Render each line of the data from the line holding "FancyBboxPatch shape xyxy=(396,1586,665,1676)" through the line holding "Polygon shape xyxy=(232,503,808,608)", inclusive, as one string in a JSON list, skipping any blank lines.
══════════
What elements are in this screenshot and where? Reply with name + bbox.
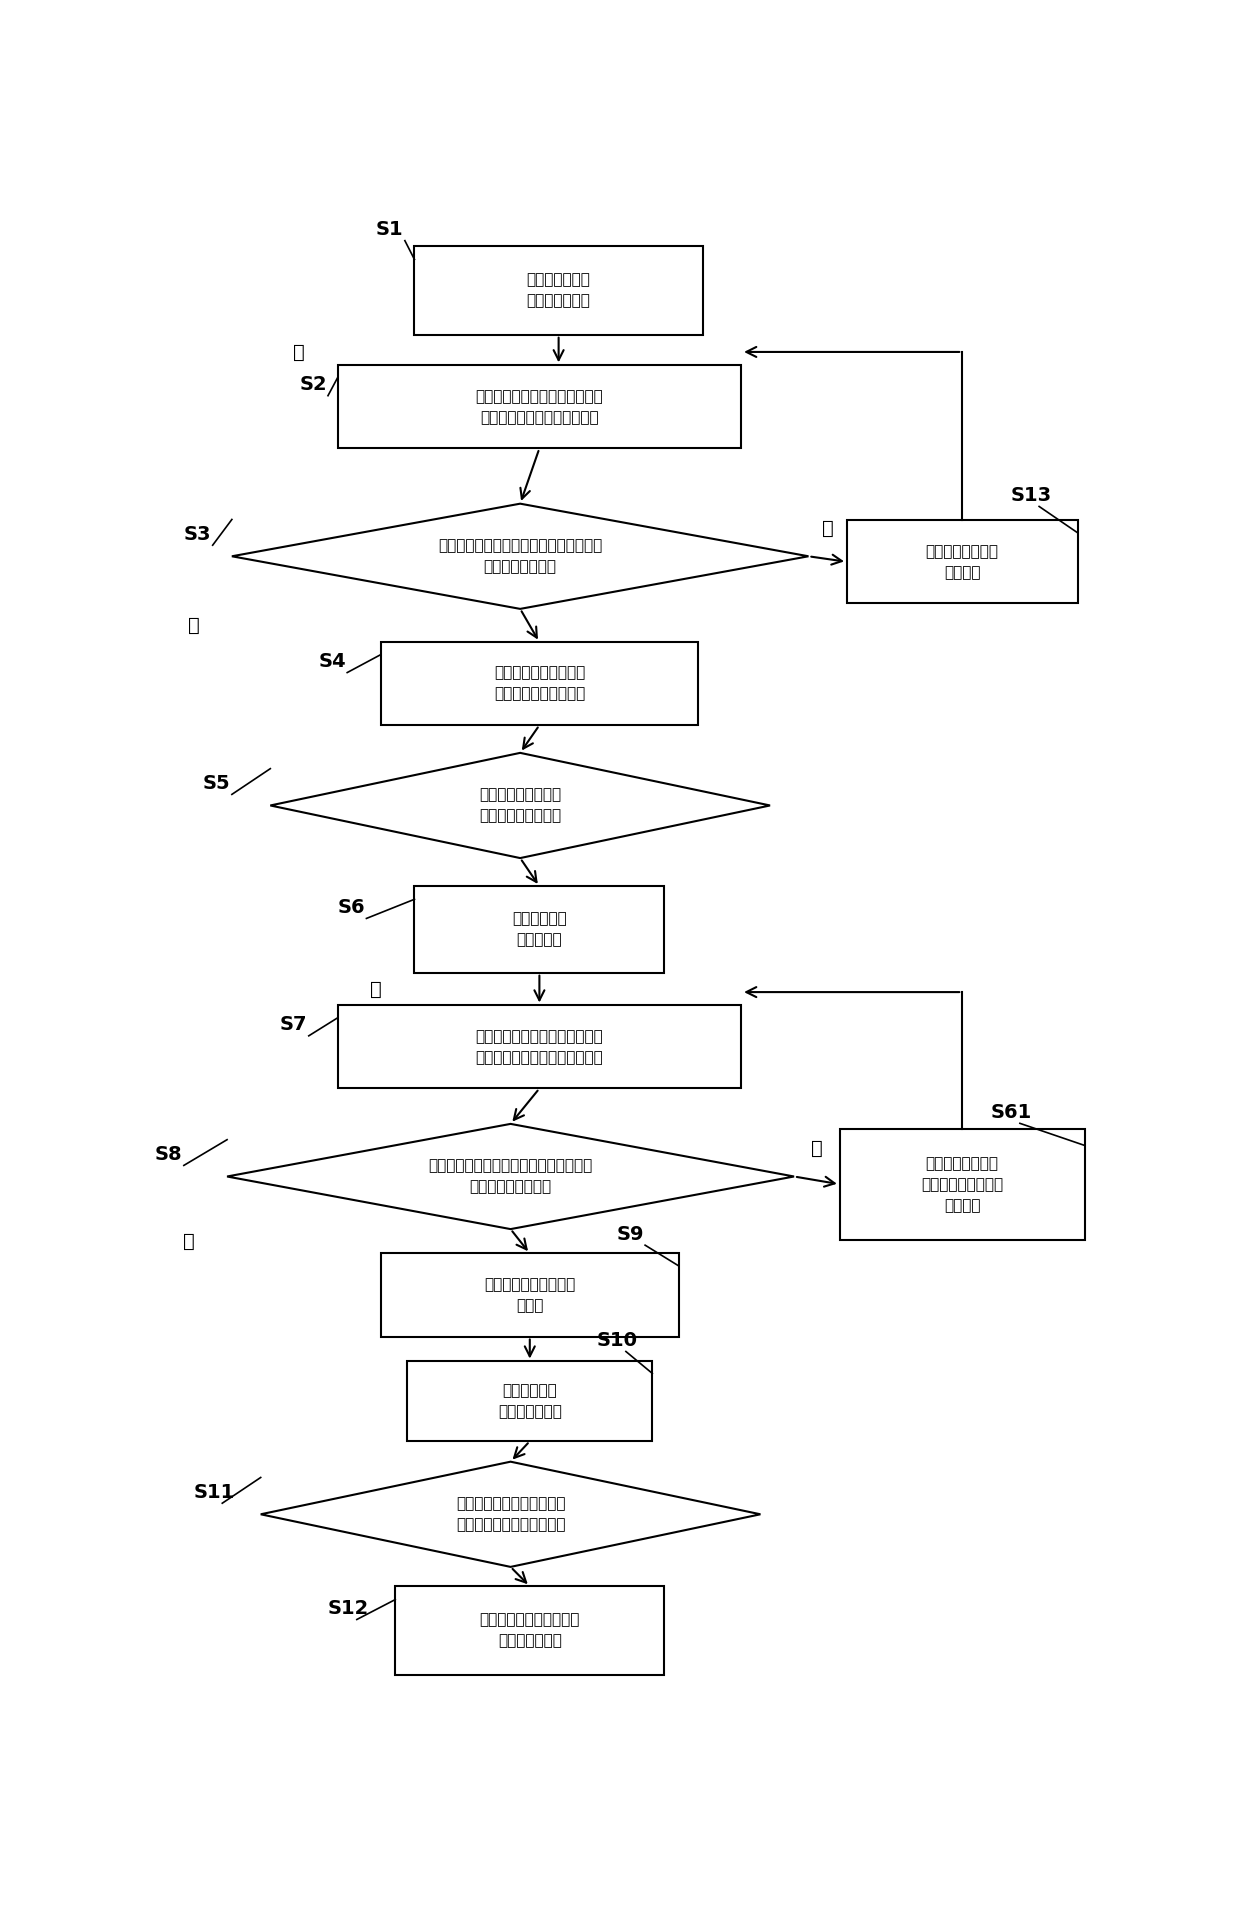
FancyBboxPatch shape xyxy=(396,1586,665,1676)
Text: 是: 是 xyxy=(371,979,382,999)
Polygon shape xyxy=(260,1462,760,1567)
FancyBboxPatch shape xyxy=(407,1362,652,1440)
Text: 是: 是 xyxy=(187,616,200,635)
Text: S13: S13 xyxy=(1011,486,1052,505)
FancyBboxPatch shape xyxy=(337,1006,742,1088)
Text: 创建物料属性
列名动态编码表: 创建物料属性 列名动态编码表 xyxy=(497,1383,562,1419)
Text: 查询不到物料名称，
依据物料序列号查询: 查询不到物料名称， 依据物料序列号查询 xyxy=(479,788,562,823)
Text: 得到最终具体的物料编码
及编码数据内容: 得到最终具体的物料编码 及编码数据内容 xyxy=(480,1613,580,1649)
Text: 数据库中创建不
定度无序树链表: 数据库中创建不 定度无序树链表 xyxy=(527,272,590,308)
Text: S3: S3 xyxy=(184,524,211,543)
Text: 否: 否 xyxy=(811,1140,823,1157)
Text: 是: 是 xyxy=(182,1232,195,1251)
Polygon shape xyxy=(232,503,808,608)
Text: S7: S7 xyxy=(280,1016,308,1035)
FancyBboxPatch shape xyxy=(337,365,742,448)
Text: 数据库中创建
物料序列号: 数据库中创建 物料序列号 xyxy=(512,911,567,947)
Text: 查询该物料名称及该物料名称相
对应的不定度无序树链表编码: 查询该物料名称及该物料名称相 对应的不定度无序树链表编码 xyxy=(475,388,604,425)
Text: 把物料属性列名动态编码表
与树链表的尾链聚积并拼接: 把物料属性列名动态编码表 与树链表的尾链聚积并拼接 xyxy=(456,1496,565,1532)
Polygon shape xyxy=(227,1125,794,1230)
Text: S2: S2 xyxy=(299,375,327,394)
Text: 否: 否 xyxy=(822,518,833,538)
Text: 增加不定度无序树
链表编码相对应的物
料序列号: 增加不定度无序树 链表编码相对应的物 料序列号 xyxy=(921,1155,1003,1213)
FancyBboxPatch shape xyxy=(414,247,703,335)
FancyBboxPatch shape xyxy=(381,1253,678,1337)
Text: S61: S61 xyxy=(991,1102,1033,1121)
Text: S11: S11 xyxy=(193,1483,234,1502)
FancyBboxPatch shape xyxy=(839,1129,1085,1240)
Text: S5: S5 xyxy=(203,775,231,792)
Text: S6: S6 xyxy=(337,897,366,916)
Text: S12: S12 xyxy=(327,1599,370,1618)
Text: 增加不定度无序树
链表编码: 增加不定度无序树 链表编码 xyxy=(926,543,998,580)
FancyBboxPatch shape xyxy=(414,886,665,972)
Text: S9: S9 xyxy=(616,1224,644,1243)
Text: S1: S1 xyxy=(376,220,404,239)
Text: 展示物料名称及该物料
序列号: 展示物料名称及该物料 序列号 xyxy=(484,1278,575,1312)
Text: S4: S4 xyxy=(319,652,346,671)
FancyBboxPatch shape xyxy=(847,520,1078,603)
Polygon shape xyxy=(270,754,770,859)
Text: 是: 是 xyxy=(294,342,305,362)
Text: S8: S8 xyxy=(155,1144,182,1163)
Text: S10: S10 xyxy=(596,1331,639,1351)
Text: 查询该物料名称及该物料名称相
对应的不定度无序树链表序列号: 查询该物料名称及该物料名称相 对应的不定度无序树链表序列号 xyxy=(475,1029,604,1066)
Text: 数据库中是否存在不定度无序树链表编码
相对应的物料名称: 数据库中是否存在不定度无序树链表编码 相对应的物料名称 xyxy=(438,538,603,574)
Text: 展示物料名称及该物料
不定度无序树链表编码: 展示物料名称及该物料 不定度无序树链表编码 xyxy=(494,666,585,702)
FancyBboxPatch shape xyxy=(381,643,698,725)
Text: 数据库中是否存在不定度无序树链表编码
相对应的物料序列号: 数据库中是否存在不定度无序树链表编码 相对应的物料序列号 xyxy=(429,1159,593,1194)
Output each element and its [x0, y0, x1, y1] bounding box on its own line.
══════════
* [COMPLETE OUTPUT]
[
  "FancyBboxPatch shape xyxy=(396,1586,665,1676)",
  "Text: 是: 是 xyxy=(371,979,382,999)",
  "Polygon shape xyxy=(260,1462,760,1567)",
  "FancyBboxPatch shape xyxy=(407,1362,652,1440)",
  "Text: 是: 是 xyxy=(187,616,200,635)",
  "Text: S13: S13 xyxy=(1011,486,1052,505)",
  "FancyBboxPatch shape xyxy=(337,1006,742,1088)",
  "Text: 创建物料属性",
  "列名动态编码表: 创建物料属性 列名动态编码表 xyxy=(497,1383,562,1419)",
  "Text: 查询不到物料名称，",
  "依据物料序列号查询: 查询不到物料名称， 依据物料序列号查询 xyxy=(479,788,562,823)",
  "Text: 得到最终具体的物料编码",
  "及编码数据内容: 得到最终具体的物料编码 及编码数据内容 xyxy=(480,1613,580,1649)",
  "Text: 数据库中创建不",
  "定度无序树链表: 数据库中创建不 定度无序树链表 xyxy=(527,272,590,308)",
  "Text: S3: S3 xyxy=(184,524,211,543)",
  "Text: 否: 否 xyxy=(811,1140,823,1157)",
  "Text: 是: 是 xyxy=(182,1232,195,1251)",
  "Polygon shape xyxy=(232,503,808,608)"
]